Extracted records
• • • • •
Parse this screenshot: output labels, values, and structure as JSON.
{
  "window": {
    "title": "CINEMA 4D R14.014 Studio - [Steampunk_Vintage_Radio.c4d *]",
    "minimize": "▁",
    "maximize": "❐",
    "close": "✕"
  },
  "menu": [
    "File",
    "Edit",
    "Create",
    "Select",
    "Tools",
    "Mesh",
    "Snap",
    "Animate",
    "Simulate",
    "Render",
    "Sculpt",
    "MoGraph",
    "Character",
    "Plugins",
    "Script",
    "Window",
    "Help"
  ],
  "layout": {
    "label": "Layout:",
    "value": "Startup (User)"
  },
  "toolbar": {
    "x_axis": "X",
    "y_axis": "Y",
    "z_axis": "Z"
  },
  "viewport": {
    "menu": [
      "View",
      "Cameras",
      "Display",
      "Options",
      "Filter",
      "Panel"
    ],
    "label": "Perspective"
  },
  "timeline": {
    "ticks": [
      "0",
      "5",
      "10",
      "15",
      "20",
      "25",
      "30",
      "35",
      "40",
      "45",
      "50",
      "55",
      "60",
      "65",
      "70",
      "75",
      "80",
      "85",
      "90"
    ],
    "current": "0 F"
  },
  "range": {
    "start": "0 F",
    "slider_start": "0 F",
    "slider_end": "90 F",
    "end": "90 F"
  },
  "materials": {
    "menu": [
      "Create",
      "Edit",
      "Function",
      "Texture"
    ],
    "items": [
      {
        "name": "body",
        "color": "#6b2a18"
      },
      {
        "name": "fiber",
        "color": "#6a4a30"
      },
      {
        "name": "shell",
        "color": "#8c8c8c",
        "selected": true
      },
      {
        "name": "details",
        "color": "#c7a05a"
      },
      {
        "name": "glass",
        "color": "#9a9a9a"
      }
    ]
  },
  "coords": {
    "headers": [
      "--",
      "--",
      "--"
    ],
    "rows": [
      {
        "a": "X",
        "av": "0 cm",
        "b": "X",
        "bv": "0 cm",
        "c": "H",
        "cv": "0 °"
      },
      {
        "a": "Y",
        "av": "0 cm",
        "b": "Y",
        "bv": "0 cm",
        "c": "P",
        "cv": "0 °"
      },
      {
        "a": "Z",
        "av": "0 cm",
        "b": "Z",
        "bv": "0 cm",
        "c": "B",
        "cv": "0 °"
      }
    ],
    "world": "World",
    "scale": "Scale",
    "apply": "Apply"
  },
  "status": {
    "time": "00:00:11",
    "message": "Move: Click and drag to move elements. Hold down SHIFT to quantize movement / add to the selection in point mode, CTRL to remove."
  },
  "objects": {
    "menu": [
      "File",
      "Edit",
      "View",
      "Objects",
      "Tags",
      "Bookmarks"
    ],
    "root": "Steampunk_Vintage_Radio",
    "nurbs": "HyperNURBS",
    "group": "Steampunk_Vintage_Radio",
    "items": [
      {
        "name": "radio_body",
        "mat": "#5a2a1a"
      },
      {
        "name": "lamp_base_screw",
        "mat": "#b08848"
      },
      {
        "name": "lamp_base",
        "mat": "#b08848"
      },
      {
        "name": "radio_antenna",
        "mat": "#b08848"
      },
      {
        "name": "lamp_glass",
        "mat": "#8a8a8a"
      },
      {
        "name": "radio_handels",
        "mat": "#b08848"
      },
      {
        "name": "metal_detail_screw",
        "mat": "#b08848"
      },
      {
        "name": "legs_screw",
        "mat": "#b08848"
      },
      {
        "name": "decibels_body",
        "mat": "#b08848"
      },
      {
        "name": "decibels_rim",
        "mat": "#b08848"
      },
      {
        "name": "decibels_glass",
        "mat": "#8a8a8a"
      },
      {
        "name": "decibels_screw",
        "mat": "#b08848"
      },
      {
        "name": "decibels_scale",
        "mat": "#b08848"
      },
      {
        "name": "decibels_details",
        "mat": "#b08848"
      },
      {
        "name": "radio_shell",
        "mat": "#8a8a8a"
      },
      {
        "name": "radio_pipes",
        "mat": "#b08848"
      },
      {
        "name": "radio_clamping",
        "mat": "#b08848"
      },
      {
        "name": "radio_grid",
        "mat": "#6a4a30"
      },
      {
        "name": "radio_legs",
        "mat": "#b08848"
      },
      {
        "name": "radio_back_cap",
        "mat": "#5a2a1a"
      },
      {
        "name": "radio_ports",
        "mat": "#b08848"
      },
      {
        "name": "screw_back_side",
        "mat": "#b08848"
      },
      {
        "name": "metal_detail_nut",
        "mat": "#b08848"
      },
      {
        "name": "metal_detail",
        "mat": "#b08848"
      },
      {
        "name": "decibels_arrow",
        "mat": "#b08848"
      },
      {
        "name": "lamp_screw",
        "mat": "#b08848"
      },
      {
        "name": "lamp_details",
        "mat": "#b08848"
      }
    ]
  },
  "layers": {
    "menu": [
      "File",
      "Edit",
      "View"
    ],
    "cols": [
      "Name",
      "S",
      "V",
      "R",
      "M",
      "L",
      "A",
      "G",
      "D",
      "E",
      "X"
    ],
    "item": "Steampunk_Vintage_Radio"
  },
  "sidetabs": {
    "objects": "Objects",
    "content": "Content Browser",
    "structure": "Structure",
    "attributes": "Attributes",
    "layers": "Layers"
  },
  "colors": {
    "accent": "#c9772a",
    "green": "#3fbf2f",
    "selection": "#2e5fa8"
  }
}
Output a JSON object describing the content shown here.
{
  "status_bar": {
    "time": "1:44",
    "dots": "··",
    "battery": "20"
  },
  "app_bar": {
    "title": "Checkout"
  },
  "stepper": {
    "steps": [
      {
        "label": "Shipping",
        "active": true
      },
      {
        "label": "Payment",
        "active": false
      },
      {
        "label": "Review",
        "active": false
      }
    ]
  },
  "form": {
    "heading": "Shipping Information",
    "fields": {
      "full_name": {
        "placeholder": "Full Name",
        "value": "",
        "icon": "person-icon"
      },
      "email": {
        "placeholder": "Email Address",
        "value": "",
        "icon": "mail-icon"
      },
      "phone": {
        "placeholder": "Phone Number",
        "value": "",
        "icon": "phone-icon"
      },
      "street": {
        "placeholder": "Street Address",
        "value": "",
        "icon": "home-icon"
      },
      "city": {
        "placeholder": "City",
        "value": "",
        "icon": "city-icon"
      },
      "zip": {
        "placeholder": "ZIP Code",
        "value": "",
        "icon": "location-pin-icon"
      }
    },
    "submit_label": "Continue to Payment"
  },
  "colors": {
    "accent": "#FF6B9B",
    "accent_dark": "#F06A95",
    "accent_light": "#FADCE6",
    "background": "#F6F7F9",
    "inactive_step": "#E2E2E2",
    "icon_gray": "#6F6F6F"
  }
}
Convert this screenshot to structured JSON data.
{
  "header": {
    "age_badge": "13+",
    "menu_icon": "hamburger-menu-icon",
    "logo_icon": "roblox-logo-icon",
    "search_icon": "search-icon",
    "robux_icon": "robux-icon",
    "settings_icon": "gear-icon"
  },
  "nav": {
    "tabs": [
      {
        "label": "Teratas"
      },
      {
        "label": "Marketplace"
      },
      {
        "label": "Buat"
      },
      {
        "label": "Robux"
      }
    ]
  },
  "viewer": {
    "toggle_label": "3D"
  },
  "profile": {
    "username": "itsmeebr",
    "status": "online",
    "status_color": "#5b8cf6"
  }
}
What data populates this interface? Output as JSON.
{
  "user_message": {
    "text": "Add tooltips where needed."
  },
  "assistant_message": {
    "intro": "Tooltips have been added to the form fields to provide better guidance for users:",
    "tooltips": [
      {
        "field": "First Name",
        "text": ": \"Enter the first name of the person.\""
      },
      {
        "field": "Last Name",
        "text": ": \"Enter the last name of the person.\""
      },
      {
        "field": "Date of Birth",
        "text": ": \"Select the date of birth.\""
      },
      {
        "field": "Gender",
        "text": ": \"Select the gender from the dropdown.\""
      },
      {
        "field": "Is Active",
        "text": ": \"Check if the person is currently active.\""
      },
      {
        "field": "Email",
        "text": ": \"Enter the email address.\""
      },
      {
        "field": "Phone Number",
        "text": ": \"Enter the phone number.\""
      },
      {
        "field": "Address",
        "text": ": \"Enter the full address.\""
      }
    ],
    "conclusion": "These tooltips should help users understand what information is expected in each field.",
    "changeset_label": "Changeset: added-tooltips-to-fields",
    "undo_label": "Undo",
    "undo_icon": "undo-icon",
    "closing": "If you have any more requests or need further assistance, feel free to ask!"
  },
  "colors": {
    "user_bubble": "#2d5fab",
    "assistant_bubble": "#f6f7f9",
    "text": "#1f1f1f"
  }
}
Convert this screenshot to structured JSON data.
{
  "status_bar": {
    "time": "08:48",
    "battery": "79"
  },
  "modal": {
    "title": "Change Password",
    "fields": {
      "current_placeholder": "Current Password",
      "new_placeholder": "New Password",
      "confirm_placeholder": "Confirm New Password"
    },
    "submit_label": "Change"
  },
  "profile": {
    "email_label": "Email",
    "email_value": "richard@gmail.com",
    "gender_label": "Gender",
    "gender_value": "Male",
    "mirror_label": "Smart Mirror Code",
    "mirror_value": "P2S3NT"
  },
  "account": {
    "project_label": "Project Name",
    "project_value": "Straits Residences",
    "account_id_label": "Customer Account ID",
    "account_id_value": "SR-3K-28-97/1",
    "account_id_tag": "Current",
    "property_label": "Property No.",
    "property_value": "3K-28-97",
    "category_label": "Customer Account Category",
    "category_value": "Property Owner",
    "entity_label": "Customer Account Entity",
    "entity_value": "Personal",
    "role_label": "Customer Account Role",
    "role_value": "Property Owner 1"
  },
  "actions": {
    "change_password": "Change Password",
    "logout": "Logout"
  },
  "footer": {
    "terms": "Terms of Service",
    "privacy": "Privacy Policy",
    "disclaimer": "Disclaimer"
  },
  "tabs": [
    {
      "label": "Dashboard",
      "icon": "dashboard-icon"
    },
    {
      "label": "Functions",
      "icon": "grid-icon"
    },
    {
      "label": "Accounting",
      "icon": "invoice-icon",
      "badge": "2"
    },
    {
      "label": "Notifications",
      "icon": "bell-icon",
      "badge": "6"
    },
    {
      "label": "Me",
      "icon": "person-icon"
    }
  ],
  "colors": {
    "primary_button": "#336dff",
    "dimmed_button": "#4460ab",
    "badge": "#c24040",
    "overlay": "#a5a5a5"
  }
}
• • • • •
== Your objective ==
From the entries, copy out each line containing the word "this".

== Response ==
Parse this screenshot: output labels, values, and structure as JSON.
Convert this screenshot to structured JSON data.
What data populates this interface? Output as JSON.
Convert this screenshot to structured JSON data.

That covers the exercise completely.